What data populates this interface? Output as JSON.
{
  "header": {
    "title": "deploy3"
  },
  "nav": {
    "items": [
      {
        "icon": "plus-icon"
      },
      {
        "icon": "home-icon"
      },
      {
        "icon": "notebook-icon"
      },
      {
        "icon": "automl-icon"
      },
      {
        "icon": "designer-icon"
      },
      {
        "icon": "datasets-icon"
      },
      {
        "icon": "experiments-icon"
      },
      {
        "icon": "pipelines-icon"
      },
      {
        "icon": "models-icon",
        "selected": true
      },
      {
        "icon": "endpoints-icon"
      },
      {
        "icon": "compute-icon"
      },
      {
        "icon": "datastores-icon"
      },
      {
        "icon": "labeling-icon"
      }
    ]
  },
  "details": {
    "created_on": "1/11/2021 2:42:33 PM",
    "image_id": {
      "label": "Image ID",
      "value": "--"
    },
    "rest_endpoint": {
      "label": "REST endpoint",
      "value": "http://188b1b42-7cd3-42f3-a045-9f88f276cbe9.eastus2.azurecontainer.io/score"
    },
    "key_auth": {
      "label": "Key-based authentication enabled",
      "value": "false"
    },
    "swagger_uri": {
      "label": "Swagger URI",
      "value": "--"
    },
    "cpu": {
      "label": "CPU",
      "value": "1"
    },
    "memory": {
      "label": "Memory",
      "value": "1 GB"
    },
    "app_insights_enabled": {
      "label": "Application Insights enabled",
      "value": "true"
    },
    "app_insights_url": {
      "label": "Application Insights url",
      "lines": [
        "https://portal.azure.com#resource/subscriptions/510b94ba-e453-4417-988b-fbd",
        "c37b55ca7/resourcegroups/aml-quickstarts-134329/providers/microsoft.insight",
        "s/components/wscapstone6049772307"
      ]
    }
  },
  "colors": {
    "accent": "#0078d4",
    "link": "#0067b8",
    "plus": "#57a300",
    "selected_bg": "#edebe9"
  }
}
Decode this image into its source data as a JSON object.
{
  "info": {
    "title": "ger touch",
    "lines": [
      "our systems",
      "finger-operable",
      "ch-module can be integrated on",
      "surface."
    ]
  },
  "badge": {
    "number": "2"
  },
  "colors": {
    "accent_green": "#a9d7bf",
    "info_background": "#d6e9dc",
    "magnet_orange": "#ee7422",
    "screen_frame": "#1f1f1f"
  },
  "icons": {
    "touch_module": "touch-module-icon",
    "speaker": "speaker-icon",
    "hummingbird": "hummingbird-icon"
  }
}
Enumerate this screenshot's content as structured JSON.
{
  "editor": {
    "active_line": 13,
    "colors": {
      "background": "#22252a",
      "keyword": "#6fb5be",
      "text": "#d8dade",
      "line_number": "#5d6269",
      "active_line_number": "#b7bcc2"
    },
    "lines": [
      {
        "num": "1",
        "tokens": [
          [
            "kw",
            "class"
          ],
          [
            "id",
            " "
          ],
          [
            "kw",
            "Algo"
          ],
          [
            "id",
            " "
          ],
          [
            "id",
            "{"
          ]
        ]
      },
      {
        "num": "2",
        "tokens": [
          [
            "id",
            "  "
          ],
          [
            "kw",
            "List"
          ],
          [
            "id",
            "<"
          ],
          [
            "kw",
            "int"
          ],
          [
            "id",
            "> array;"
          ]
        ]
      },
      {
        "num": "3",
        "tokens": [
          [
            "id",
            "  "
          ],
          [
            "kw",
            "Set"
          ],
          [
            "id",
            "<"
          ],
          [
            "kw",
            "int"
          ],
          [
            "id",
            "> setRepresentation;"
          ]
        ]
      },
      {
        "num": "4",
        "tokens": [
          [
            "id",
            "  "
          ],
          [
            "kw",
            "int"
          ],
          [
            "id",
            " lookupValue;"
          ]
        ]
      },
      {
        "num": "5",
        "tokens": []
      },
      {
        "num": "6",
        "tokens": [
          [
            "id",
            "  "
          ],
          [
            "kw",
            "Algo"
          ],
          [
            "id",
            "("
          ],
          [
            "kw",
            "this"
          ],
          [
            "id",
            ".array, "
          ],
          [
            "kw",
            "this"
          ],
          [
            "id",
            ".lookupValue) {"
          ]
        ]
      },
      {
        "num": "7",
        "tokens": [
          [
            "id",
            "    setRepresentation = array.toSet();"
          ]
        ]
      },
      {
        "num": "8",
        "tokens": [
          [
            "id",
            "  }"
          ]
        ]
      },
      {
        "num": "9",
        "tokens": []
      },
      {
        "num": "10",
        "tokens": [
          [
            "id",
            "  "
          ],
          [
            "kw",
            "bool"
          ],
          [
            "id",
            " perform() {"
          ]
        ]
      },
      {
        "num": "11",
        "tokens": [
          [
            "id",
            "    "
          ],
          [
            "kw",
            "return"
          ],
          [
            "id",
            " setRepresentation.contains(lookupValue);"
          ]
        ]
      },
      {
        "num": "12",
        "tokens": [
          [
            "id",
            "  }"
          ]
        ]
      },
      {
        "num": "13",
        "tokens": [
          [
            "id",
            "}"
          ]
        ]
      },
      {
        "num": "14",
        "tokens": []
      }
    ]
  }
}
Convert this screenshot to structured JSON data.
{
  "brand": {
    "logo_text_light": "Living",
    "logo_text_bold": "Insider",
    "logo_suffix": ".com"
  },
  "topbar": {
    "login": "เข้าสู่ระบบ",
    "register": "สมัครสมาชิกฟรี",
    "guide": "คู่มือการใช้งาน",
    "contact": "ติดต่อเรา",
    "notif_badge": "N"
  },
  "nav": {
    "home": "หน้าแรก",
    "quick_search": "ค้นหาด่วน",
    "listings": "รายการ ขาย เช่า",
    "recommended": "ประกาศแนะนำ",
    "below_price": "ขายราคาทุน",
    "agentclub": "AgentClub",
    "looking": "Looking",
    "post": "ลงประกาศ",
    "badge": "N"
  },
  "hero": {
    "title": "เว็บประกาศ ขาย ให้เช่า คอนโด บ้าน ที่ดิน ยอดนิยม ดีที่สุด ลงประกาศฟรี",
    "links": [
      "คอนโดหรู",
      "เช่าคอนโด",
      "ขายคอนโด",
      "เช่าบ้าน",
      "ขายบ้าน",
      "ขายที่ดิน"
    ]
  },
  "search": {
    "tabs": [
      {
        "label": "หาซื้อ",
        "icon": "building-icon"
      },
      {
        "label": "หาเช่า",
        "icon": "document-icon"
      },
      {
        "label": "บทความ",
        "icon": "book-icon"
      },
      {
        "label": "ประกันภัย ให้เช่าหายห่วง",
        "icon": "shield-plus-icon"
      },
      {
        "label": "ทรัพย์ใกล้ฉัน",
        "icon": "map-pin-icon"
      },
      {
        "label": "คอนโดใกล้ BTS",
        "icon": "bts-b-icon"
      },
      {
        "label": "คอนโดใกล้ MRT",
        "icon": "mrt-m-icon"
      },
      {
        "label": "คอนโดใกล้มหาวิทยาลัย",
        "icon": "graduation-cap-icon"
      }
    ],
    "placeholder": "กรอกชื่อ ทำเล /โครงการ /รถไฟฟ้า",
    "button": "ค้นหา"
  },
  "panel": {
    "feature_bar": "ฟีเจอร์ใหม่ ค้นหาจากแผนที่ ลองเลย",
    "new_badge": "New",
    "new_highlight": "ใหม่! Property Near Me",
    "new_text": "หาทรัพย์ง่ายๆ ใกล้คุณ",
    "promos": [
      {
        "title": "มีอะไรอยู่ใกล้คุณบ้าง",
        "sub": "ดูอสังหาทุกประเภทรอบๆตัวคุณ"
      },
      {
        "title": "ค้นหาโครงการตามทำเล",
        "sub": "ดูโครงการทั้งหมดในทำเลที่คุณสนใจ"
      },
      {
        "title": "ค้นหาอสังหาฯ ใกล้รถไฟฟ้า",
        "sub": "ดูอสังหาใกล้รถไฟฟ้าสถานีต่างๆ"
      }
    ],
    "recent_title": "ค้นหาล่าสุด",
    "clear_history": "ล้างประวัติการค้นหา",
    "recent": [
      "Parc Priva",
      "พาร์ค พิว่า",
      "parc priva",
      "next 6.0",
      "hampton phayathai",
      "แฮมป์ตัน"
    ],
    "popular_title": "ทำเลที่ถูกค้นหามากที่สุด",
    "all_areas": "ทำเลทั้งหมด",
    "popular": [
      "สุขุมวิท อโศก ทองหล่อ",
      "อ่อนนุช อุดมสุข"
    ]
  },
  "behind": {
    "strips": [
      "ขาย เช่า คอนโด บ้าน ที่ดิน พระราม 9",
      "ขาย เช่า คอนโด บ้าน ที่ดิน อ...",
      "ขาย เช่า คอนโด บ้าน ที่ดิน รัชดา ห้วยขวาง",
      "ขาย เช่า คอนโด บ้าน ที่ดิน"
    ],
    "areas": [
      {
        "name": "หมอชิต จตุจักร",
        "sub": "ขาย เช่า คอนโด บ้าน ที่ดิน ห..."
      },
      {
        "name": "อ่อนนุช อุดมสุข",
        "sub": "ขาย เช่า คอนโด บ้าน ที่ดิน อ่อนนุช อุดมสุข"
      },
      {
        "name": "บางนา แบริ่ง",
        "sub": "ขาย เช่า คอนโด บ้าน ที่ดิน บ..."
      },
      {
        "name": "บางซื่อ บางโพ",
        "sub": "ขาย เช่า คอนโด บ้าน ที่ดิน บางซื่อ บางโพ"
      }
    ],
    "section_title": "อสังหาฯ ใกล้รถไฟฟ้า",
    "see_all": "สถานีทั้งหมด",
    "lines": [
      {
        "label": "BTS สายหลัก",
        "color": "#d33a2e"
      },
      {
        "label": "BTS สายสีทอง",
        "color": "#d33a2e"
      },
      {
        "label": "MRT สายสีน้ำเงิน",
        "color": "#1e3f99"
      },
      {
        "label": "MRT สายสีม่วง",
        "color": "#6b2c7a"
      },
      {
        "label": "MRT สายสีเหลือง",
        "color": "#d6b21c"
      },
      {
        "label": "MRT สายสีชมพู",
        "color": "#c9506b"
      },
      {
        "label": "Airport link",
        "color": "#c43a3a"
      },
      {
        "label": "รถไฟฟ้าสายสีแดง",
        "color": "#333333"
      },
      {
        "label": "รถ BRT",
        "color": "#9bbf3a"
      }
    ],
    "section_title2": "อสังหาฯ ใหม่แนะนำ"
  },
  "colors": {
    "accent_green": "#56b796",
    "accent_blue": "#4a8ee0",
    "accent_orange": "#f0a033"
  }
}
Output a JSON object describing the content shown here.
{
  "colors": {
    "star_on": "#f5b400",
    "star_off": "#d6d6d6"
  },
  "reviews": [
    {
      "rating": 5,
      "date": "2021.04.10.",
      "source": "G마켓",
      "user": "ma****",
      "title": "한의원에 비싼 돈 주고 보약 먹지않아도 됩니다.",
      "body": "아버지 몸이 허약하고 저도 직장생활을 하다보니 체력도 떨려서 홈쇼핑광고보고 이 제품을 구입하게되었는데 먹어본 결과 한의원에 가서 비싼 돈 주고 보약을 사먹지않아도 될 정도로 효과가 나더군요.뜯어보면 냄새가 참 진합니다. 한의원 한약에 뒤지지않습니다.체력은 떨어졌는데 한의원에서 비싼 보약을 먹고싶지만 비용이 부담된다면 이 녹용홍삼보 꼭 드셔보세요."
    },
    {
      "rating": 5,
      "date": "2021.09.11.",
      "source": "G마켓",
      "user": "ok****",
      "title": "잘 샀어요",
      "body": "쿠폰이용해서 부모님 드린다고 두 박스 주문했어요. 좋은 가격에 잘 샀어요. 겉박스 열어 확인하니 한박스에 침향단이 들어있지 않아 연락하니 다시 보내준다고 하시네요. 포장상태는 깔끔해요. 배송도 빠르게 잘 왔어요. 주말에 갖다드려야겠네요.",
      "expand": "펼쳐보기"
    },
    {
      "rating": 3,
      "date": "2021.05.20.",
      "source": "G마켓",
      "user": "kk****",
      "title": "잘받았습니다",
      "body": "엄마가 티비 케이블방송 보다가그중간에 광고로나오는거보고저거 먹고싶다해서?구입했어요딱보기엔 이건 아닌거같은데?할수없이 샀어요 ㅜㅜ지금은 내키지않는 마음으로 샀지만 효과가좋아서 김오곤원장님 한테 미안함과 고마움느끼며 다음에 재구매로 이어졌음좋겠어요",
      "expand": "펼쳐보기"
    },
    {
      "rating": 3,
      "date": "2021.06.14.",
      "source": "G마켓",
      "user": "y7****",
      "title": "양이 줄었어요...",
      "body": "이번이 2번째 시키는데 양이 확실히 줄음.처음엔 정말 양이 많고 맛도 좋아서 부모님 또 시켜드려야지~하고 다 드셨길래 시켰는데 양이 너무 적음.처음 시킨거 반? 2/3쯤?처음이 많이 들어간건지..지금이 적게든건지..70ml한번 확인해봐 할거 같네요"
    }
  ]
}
○ ○ ○ ○
- Task details -
Report how many lines of the entries hold the string "module". Provide the number alone.

- Written answer -
2